▸ **Exercise directions**: For each line below that includes the word "performance", make a copy.

========================

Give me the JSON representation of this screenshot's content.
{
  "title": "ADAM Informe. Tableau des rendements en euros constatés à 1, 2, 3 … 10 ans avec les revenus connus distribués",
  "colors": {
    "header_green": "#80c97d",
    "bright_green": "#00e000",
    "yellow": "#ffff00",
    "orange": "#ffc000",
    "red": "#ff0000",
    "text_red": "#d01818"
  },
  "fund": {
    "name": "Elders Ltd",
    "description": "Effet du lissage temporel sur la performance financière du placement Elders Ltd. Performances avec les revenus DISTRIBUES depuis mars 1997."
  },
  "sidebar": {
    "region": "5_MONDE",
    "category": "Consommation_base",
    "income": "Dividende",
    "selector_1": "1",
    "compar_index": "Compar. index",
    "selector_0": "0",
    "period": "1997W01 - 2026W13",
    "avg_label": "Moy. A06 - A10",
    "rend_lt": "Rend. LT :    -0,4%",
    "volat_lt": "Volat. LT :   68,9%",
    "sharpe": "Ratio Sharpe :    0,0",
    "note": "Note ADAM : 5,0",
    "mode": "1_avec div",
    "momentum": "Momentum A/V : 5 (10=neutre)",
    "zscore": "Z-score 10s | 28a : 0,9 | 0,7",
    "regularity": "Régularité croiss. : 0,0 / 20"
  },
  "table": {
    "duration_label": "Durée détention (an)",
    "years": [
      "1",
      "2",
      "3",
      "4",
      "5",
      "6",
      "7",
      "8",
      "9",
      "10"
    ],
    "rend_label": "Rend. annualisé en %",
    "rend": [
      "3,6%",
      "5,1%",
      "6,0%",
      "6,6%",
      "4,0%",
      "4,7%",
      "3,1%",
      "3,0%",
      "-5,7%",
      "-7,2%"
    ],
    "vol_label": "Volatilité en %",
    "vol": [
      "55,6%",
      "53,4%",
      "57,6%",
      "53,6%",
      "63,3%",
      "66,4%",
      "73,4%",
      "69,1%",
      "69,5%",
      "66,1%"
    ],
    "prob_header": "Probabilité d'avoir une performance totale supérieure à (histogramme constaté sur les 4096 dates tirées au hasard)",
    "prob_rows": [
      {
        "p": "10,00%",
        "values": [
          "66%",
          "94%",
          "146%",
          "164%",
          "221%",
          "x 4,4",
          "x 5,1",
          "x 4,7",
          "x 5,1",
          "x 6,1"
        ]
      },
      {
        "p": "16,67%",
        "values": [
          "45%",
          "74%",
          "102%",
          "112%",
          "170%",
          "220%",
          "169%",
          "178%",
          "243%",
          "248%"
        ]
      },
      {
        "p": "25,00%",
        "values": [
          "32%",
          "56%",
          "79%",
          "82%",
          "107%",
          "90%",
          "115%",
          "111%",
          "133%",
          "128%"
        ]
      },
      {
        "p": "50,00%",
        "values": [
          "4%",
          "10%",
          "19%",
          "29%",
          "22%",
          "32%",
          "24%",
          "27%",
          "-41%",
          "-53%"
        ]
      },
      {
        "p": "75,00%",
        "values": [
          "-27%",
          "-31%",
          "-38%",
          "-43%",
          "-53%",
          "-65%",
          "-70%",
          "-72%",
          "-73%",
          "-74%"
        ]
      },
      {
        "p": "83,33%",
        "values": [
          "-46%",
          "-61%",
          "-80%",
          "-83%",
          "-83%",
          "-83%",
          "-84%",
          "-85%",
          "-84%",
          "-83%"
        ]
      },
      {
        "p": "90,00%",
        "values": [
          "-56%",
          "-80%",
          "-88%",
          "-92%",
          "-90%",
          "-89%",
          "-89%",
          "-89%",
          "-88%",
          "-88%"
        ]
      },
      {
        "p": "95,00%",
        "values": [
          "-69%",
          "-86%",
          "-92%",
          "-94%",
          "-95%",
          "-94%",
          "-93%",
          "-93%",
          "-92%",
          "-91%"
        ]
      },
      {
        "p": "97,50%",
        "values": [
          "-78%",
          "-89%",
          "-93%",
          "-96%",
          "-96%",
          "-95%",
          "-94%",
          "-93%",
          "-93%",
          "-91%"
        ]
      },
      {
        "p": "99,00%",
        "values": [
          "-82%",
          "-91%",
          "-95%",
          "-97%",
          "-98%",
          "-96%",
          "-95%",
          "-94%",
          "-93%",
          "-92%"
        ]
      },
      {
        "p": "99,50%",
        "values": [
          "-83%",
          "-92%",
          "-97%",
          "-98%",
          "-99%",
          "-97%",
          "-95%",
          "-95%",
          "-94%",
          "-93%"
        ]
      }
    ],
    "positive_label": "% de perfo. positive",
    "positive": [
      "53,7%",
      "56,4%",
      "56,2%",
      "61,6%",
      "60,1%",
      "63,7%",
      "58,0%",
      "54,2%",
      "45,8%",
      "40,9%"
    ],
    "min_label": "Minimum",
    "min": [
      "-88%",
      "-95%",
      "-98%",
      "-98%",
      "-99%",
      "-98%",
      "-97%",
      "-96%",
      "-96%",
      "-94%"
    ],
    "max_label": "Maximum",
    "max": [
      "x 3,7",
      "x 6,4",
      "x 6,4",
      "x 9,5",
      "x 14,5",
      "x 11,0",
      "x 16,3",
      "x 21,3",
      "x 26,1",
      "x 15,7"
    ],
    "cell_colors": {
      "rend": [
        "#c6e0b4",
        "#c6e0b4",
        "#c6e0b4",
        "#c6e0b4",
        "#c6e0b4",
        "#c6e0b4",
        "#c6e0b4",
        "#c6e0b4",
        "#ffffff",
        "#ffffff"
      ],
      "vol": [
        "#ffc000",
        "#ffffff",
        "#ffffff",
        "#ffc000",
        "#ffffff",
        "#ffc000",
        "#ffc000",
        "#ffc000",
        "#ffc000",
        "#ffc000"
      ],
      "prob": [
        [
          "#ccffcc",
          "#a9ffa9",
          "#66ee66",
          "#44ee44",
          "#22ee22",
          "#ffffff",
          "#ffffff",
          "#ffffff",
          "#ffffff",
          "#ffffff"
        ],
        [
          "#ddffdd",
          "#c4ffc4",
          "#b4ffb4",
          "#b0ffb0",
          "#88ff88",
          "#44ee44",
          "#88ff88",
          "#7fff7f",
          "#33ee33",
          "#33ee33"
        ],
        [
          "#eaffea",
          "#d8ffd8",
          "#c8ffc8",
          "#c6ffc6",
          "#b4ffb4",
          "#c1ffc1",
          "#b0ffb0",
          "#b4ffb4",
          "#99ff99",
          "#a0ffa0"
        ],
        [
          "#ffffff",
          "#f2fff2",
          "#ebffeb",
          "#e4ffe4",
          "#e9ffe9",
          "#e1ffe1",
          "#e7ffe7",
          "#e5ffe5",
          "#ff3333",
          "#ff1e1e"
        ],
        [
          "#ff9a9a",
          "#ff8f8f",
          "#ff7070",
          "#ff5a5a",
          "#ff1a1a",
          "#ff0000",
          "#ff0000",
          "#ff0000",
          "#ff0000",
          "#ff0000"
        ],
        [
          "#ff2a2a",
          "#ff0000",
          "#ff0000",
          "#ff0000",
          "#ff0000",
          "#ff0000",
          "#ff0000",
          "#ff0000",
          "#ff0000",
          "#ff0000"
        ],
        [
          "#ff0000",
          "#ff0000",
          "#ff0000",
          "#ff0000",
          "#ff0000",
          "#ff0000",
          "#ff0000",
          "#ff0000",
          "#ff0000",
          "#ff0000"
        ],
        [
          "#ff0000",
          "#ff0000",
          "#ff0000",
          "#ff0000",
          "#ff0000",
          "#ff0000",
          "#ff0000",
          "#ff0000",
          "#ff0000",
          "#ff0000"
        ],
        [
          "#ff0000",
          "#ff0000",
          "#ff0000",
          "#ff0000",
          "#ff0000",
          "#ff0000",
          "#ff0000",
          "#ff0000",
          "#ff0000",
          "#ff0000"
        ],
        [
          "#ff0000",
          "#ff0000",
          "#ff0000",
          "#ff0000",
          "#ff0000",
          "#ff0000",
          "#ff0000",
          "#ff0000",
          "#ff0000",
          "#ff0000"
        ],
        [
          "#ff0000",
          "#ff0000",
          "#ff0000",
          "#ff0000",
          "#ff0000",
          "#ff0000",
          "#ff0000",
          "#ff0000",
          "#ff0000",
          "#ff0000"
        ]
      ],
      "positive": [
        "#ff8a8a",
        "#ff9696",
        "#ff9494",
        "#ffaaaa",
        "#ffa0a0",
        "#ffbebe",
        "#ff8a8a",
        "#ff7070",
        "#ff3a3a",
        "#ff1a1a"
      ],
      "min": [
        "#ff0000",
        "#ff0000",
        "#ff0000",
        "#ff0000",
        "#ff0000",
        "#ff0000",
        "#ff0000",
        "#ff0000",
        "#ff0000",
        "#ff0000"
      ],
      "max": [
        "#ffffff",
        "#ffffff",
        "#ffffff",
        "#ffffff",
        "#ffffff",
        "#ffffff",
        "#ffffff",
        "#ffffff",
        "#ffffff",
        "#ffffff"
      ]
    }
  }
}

========================

▸ **Output**:
    "description": "Effet du lissage temporel sur la performance financière du placement Elders Ltd. Performances avec les revenus DISTRIBUES depuis mars 1997."
    "prob_header": "Probabilité d'avoir une performance totale supérieure à (histogramme constaté sur les 4096 dates tirées au hasard)",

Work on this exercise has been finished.